[Data excerpts]
• • • • • • •
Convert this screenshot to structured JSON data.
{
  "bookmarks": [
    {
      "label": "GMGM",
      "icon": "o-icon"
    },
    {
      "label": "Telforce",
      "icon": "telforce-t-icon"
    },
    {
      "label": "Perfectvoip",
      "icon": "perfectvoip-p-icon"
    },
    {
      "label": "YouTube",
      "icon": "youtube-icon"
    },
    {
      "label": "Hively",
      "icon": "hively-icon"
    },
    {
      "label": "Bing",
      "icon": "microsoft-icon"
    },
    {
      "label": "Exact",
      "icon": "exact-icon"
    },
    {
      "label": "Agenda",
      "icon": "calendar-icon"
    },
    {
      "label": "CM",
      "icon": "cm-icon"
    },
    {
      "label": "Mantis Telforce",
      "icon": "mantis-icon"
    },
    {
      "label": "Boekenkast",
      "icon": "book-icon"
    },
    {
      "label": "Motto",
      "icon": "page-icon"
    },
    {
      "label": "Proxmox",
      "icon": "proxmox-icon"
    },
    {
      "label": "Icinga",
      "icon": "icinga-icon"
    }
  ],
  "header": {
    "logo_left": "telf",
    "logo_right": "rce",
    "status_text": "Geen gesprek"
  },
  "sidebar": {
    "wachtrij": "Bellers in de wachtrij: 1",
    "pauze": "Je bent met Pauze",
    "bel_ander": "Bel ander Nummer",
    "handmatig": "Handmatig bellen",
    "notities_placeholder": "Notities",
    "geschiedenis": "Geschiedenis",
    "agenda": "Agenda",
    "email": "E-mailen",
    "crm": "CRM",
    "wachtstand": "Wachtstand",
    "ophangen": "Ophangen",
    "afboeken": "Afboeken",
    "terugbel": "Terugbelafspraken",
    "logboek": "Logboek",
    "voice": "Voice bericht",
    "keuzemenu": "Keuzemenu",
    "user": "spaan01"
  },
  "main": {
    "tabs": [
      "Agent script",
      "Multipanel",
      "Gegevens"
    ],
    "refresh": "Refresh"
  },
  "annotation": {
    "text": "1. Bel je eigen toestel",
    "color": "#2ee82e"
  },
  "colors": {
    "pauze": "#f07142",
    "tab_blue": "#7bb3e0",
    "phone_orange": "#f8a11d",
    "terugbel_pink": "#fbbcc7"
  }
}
• • • • • • •
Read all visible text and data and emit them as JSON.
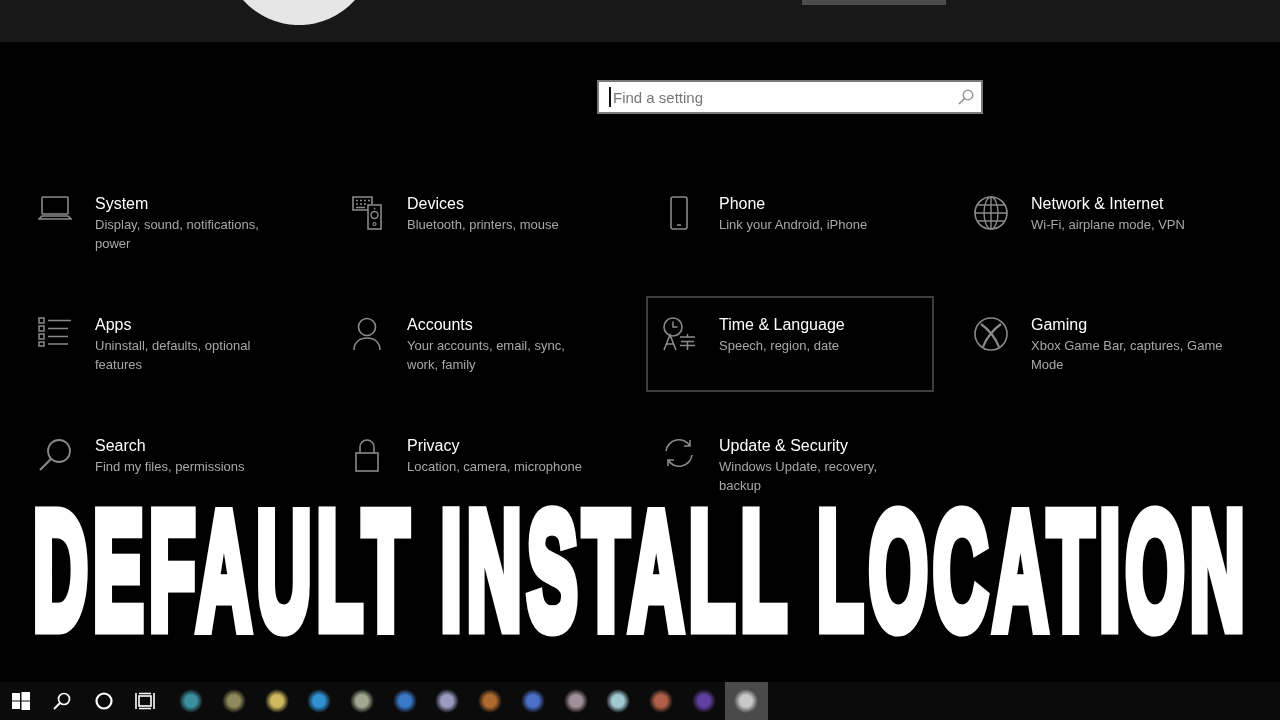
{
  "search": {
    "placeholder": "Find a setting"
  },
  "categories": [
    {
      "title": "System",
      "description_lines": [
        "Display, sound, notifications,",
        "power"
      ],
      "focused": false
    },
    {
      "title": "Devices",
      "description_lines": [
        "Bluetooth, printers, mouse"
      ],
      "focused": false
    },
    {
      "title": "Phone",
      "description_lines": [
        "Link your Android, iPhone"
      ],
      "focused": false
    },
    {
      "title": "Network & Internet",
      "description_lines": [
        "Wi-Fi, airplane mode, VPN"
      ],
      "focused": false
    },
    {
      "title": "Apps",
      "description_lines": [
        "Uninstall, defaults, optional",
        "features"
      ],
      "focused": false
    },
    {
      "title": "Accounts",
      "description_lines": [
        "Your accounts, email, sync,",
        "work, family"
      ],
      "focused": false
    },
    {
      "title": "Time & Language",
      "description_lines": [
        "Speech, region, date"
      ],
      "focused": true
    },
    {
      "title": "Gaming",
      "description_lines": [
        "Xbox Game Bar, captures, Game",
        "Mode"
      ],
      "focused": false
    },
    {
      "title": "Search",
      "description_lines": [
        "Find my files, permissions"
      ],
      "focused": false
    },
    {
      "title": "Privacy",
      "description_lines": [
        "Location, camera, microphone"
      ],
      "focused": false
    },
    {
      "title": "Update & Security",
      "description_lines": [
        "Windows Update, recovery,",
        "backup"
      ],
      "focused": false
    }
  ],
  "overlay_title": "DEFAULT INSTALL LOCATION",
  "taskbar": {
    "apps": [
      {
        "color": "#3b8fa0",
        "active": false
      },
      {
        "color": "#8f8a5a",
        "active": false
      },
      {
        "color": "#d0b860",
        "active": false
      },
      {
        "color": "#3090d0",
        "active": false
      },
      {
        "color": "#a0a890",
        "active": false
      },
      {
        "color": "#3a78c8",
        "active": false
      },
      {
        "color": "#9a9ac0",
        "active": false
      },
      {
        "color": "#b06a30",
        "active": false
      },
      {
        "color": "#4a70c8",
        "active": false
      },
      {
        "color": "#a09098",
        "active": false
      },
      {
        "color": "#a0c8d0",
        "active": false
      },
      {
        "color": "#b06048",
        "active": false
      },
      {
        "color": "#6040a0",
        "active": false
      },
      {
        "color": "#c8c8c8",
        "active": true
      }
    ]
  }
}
• • • • • • •
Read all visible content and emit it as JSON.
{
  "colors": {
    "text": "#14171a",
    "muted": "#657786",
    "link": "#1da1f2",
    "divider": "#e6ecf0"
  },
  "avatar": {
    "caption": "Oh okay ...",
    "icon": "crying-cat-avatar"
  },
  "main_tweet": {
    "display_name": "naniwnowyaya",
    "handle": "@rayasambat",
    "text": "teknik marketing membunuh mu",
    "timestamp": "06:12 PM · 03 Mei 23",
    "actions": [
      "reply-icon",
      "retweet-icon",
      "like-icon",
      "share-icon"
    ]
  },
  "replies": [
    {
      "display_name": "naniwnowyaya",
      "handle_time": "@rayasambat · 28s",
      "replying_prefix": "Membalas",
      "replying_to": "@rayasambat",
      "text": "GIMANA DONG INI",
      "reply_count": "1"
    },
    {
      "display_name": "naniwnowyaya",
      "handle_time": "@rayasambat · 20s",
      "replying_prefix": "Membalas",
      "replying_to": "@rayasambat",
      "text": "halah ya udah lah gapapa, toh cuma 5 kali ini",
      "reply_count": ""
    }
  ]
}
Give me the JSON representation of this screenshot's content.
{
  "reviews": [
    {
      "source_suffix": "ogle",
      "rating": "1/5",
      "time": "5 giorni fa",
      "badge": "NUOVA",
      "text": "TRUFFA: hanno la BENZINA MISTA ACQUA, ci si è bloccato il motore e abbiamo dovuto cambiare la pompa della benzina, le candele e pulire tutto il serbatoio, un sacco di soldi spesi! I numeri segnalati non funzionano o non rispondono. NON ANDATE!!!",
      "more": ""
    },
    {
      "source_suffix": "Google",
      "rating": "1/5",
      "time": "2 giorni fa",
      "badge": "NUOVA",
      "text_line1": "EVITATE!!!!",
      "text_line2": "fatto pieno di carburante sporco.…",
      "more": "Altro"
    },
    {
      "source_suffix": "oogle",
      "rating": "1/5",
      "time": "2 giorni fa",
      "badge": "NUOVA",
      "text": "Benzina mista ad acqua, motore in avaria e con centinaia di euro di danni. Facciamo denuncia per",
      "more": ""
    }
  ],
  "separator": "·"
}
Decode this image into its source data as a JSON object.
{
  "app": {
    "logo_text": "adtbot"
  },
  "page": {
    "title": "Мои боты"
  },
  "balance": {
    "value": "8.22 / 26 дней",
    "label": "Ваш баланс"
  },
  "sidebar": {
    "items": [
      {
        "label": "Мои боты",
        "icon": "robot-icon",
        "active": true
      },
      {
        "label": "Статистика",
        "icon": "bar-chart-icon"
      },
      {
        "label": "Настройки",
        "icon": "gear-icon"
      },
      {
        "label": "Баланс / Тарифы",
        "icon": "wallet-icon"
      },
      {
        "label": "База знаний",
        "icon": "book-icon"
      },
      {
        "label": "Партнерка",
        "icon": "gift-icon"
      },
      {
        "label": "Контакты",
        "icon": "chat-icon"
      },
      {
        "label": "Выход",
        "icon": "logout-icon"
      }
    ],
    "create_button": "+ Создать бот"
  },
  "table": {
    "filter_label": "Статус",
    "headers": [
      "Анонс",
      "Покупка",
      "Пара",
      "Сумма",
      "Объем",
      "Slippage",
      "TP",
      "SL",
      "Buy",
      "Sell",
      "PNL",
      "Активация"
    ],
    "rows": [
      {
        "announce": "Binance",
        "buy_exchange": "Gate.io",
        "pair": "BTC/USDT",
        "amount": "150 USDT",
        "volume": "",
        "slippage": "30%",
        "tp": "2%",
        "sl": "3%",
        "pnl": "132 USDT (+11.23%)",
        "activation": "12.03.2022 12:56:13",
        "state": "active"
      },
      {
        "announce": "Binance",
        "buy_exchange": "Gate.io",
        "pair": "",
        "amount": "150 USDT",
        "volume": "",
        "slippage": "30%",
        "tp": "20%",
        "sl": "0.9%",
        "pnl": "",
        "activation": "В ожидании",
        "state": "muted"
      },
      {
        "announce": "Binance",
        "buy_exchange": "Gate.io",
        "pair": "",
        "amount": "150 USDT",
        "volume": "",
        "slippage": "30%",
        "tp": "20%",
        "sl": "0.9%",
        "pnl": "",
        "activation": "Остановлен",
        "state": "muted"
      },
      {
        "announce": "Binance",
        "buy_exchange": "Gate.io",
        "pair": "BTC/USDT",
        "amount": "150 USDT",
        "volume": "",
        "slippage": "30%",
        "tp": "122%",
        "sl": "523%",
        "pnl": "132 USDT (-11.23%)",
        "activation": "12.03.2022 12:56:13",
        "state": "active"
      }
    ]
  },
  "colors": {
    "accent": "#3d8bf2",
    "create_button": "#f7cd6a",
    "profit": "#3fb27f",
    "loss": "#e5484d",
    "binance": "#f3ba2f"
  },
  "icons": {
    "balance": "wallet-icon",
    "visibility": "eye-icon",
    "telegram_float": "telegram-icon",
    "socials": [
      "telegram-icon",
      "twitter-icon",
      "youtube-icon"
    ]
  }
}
• • • • • • •
-- PROBLEM TO SOLVE --
Pick out the lines that include the word "activation" and write them out.

-- RESULT --
        "activation": "12.03.2022 12:56:13",
        "activation": "В ожидании",
        "activation": "Остановлен",
        "activation": "12.03.2022 12:56:13",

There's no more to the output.